• What to produce: Read the records below and copy each line that contains "charged".

• Data extract:
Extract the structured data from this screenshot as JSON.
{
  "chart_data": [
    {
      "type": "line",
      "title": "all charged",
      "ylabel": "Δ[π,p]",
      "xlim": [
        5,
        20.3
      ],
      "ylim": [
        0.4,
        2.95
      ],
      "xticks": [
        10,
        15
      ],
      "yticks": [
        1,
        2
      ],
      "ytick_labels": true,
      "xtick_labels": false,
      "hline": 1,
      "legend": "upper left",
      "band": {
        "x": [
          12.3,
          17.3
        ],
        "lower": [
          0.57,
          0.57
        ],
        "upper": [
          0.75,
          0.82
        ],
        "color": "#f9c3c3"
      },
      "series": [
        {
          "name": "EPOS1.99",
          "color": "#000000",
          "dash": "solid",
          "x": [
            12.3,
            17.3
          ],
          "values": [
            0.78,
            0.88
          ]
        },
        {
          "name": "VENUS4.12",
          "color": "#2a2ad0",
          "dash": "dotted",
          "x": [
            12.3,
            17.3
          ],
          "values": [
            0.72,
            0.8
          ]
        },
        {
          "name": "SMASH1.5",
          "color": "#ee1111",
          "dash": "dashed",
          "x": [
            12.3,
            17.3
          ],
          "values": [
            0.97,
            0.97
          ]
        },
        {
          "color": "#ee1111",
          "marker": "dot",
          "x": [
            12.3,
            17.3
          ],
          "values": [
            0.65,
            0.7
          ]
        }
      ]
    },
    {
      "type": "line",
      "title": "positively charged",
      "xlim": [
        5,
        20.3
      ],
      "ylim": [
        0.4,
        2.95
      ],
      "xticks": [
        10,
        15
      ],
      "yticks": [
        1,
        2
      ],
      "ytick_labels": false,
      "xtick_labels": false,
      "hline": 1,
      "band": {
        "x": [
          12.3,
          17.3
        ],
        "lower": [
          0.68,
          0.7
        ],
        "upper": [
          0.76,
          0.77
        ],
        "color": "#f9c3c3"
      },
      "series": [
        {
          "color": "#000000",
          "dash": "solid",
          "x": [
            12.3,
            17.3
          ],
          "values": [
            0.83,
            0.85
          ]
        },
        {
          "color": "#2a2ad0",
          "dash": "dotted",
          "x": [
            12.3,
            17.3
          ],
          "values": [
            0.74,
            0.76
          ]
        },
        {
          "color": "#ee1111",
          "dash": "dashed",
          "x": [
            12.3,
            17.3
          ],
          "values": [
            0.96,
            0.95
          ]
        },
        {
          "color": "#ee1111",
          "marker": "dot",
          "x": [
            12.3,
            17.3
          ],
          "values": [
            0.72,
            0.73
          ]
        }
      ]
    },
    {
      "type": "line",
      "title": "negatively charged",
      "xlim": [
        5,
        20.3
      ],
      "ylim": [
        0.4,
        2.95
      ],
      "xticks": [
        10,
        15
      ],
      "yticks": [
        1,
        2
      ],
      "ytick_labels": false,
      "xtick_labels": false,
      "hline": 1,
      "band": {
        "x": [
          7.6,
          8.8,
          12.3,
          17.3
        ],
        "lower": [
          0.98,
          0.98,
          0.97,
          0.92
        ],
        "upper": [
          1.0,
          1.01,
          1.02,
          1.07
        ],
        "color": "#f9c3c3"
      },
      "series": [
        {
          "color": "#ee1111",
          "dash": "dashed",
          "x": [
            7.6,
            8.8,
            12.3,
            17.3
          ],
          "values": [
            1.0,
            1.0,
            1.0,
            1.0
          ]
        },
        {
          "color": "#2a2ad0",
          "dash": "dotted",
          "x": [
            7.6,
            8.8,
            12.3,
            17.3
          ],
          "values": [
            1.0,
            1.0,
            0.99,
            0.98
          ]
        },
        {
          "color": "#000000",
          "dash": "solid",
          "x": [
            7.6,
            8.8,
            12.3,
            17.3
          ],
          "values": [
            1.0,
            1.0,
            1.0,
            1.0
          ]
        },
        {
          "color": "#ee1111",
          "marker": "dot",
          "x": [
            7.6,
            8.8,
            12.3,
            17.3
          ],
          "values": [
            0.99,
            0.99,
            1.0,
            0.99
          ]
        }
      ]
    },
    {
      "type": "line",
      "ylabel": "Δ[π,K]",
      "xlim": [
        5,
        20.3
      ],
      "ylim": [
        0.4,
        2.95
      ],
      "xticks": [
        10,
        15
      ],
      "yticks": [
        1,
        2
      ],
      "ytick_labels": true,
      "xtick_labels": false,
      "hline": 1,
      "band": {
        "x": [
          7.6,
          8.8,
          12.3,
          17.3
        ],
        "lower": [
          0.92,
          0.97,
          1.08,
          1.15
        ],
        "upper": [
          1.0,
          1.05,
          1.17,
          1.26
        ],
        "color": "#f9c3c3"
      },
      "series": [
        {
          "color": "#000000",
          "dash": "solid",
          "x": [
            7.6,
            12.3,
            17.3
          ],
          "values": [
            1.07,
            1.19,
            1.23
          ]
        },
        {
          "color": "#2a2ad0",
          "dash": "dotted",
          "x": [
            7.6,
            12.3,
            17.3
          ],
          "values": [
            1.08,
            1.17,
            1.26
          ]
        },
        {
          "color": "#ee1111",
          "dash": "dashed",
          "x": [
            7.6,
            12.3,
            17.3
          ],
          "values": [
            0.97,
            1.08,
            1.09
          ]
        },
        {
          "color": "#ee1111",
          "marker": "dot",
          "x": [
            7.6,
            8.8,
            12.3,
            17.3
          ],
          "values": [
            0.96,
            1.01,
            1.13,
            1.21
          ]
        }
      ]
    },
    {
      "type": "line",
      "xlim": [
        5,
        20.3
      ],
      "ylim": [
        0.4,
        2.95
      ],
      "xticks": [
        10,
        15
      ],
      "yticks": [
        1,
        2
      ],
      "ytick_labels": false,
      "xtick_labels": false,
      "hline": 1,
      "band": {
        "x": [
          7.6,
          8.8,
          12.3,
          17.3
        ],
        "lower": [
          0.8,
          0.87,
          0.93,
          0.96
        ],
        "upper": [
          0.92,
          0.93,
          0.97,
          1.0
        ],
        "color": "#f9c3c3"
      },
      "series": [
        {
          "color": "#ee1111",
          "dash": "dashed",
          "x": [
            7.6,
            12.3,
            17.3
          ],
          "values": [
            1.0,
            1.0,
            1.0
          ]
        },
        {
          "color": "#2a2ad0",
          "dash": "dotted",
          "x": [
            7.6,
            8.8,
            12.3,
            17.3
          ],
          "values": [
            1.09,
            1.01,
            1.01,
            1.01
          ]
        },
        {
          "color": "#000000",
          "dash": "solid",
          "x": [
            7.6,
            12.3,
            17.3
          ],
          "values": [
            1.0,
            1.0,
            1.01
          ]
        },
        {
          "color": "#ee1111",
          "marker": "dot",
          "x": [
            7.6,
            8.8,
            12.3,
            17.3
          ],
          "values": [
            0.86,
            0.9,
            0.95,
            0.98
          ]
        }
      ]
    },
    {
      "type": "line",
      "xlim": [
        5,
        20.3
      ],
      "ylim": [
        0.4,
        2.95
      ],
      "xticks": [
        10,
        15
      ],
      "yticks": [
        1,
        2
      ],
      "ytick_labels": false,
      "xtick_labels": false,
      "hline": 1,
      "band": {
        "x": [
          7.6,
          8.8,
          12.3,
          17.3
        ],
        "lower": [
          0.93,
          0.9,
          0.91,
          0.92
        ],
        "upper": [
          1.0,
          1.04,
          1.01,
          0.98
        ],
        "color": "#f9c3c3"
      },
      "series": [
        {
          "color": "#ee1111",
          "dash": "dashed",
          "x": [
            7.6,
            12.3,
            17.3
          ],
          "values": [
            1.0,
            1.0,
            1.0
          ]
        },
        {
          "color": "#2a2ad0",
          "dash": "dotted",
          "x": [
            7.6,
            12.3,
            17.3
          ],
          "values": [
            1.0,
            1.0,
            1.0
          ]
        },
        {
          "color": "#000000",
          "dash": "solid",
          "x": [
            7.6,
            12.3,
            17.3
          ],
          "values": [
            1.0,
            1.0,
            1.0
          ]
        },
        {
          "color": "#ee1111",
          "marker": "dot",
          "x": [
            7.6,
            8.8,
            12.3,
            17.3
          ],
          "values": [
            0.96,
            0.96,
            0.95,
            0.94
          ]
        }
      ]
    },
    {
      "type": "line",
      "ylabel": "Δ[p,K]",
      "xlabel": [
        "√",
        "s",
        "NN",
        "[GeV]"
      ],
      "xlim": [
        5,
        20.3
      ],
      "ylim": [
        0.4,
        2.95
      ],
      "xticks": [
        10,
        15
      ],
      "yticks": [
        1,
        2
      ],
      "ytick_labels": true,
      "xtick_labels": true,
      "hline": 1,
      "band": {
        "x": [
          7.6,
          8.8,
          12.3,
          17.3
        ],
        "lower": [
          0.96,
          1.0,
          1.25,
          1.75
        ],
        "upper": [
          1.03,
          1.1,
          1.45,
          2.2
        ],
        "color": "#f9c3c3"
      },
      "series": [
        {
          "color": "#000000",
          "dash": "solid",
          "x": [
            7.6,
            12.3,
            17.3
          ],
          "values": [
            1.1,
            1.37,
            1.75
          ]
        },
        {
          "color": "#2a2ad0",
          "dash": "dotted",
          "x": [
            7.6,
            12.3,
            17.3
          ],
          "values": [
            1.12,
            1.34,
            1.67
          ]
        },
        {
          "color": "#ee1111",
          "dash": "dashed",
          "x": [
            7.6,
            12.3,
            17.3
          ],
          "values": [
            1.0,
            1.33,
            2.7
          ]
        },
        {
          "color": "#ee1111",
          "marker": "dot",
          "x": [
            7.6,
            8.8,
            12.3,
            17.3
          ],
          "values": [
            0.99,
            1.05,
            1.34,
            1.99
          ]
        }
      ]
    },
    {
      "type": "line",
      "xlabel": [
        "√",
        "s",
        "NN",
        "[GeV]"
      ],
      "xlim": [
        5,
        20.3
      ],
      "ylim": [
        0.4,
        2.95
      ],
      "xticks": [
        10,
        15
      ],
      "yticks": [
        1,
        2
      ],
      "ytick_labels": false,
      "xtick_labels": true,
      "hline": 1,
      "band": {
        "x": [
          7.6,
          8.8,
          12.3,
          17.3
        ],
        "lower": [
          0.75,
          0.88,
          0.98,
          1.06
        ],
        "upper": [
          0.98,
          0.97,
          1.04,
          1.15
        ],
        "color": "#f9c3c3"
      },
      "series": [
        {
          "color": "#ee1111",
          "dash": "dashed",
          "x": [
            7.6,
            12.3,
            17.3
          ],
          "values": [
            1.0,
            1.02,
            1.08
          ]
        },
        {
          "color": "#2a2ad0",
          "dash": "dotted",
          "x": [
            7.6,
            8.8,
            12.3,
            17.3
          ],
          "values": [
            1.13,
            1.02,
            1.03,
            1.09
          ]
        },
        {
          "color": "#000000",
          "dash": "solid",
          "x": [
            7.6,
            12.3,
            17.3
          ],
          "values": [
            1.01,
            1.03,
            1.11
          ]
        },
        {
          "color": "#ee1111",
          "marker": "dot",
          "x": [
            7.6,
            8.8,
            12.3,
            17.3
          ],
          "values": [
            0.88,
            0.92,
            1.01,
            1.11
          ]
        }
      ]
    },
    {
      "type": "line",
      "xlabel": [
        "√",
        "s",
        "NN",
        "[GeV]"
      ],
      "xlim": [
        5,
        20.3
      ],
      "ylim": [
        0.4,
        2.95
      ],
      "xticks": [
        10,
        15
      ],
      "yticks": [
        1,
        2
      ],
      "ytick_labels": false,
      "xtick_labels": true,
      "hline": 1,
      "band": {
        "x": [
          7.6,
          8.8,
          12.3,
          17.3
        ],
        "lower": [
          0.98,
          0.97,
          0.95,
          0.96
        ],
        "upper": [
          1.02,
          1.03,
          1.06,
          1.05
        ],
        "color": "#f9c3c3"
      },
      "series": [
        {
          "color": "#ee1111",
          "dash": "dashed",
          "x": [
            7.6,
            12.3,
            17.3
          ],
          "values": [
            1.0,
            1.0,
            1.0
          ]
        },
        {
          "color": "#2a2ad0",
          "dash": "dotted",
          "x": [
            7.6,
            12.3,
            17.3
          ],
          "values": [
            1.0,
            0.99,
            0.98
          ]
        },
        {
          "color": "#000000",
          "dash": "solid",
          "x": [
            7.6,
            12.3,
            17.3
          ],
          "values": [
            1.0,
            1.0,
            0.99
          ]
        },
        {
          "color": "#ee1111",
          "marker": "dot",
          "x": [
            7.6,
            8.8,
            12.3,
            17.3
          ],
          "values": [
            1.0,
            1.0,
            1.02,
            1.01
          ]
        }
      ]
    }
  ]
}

• Solution below:
      "title": "all charged",
      "title": "positively charged",
      "title": "negatively charged",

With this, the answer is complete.